▶ [Record set]
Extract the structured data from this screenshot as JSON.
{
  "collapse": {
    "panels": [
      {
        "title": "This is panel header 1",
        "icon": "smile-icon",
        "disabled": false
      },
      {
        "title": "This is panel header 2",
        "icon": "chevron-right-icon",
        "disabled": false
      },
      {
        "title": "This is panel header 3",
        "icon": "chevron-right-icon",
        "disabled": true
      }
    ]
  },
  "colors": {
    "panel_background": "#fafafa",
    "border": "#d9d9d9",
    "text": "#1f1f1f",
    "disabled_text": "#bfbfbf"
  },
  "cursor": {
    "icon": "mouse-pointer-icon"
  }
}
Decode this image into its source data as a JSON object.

...

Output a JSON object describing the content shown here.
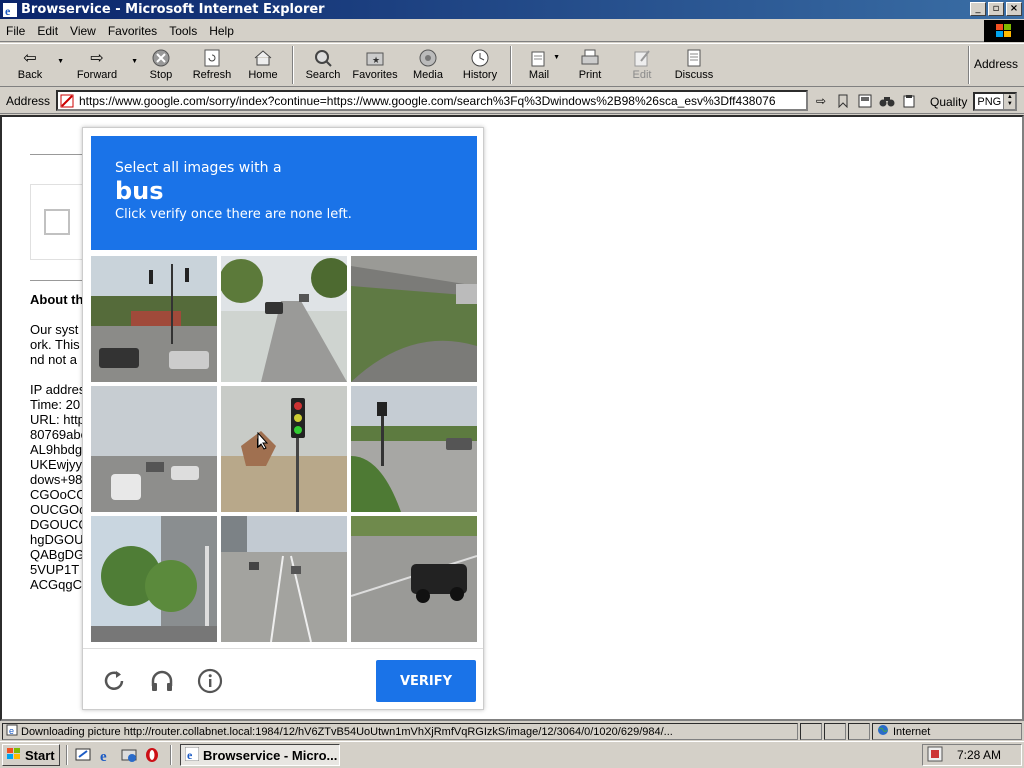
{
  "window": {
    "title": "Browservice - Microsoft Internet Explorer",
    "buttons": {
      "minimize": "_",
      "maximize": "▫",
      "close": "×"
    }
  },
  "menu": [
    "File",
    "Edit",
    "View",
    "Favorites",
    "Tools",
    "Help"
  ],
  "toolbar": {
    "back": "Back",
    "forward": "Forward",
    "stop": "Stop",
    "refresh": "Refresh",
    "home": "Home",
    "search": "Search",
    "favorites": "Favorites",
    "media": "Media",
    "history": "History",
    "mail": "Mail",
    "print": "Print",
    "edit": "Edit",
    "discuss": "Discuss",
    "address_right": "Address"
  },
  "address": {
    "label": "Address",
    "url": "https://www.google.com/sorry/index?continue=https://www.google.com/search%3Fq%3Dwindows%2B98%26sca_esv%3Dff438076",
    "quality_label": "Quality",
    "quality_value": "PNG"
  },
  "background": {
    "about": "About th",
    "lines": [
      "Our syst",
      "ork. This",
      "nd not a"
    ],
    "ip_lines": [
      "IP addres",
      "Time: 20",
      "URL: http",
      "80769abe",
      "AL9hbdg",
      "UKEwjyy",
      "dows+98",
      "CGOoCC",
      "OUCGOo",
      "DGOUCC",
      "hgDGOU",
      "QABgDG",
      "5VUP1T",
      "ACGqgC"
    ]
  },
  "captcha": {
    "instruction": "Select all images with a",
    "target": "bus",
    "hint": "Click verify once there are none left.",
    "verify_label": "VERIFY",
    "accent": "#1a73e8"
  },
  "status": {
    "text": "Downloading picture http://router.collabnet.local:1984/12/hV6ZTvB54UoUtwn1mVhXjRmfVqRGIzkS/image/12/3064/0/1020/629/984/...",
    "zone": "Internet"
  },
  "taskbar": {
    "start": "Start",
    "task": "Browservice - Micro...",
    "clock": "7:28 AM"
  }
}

---

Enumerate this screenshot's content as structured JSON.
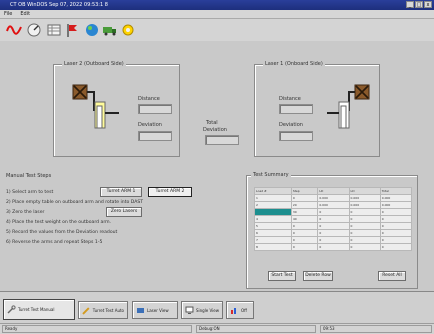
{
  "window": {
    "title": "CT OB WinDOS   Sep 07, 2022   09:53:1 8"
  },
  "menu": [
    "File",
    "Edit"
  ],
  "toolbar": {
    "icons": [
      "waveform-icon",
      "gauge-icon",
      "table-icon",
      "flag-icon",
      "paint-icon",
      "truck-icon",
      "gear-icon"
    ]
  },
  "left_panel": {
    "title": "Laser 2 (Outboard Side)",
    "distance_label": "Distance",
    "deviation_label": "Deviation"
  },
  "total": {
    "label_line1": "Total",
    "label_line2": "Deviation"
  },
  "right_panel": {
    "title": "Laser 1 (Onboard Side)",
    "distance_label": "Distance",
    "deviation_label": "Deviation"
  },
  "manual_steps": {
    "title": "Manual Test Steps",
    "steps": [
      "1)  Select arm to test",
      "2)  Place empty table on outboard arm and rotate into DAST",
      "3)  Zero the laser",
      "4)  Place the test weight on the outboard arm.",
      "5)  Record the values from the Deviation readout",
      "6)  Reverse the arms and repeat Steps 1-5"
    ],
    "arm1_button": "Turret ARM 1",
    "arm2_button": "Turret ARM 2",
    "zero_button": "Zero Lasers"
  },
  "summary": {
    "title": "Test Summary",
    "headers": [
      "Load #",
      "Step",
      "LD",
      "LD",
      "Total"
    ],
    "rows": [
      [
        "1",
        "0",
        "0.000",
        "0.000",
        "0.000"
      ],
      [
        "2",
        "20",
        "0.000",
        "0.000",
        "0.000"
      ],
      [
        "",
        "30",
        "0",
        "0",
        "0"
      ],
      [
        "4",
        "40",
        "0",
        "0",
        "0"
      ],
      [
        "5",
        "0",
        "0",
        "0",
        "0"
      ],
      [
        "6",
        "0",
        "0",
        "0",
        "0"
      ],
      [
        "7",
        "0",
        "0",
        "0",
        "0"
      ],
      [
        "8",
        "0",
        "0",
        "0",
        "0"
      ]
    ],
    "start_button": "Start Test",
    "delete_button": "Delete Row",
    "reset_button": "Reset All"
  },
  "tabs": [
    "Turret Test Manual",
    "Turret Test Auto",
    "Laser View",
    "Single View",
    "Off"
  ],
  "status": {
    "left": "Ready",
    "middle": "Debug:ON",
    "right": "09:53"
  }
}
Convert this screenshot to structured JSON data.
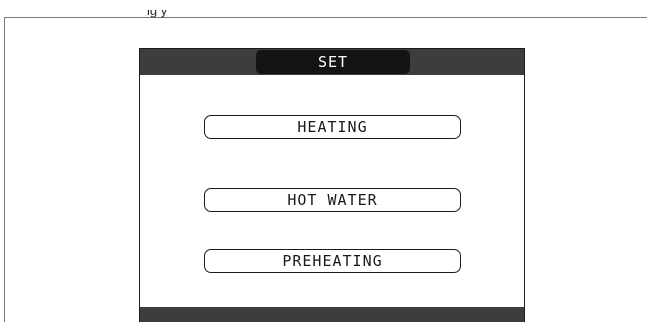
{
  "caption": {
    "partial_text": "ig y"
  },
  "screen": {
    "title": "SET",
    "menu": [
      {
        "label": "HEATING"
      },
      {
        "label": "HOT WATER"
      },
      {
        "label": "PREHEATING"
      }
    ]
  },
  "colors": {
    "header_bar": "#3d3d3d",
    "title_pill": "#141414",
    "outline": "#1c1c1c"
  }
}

▶ [The request]
Take the line that contains "Extract the structured", the line that contains "Decode this image", and all lines between, and give them again exactly; include no other line.

▶ [Answer to this exercise]
Extract the structured data from this screenshot as JSON.
{
  "collapse": {
    "panels": [
      {
        "title": "This is panel header 1",
        "icon": "smile-icon",
        "disabled": false
      },
      {
        "title": "This is panel header 2",
        "icon": "chevron-right-icon",
        "disabled": false
      },
      {
        "title": "This is panel header 3",
        "icon": "chevron-right-icon",
        "disabled": true
      }
    ]
  },
  "colors": {
    "panel_background": "#fafafa",
    "border": "#d9d9d9",
    "text": "#1f1f1f",
    "disabled_text": "#bfbfbf"
  },
  "cursor": {
    "icon": "mouse-pointer-icon"
  }
}
Decode this image into its source data as a JSON object.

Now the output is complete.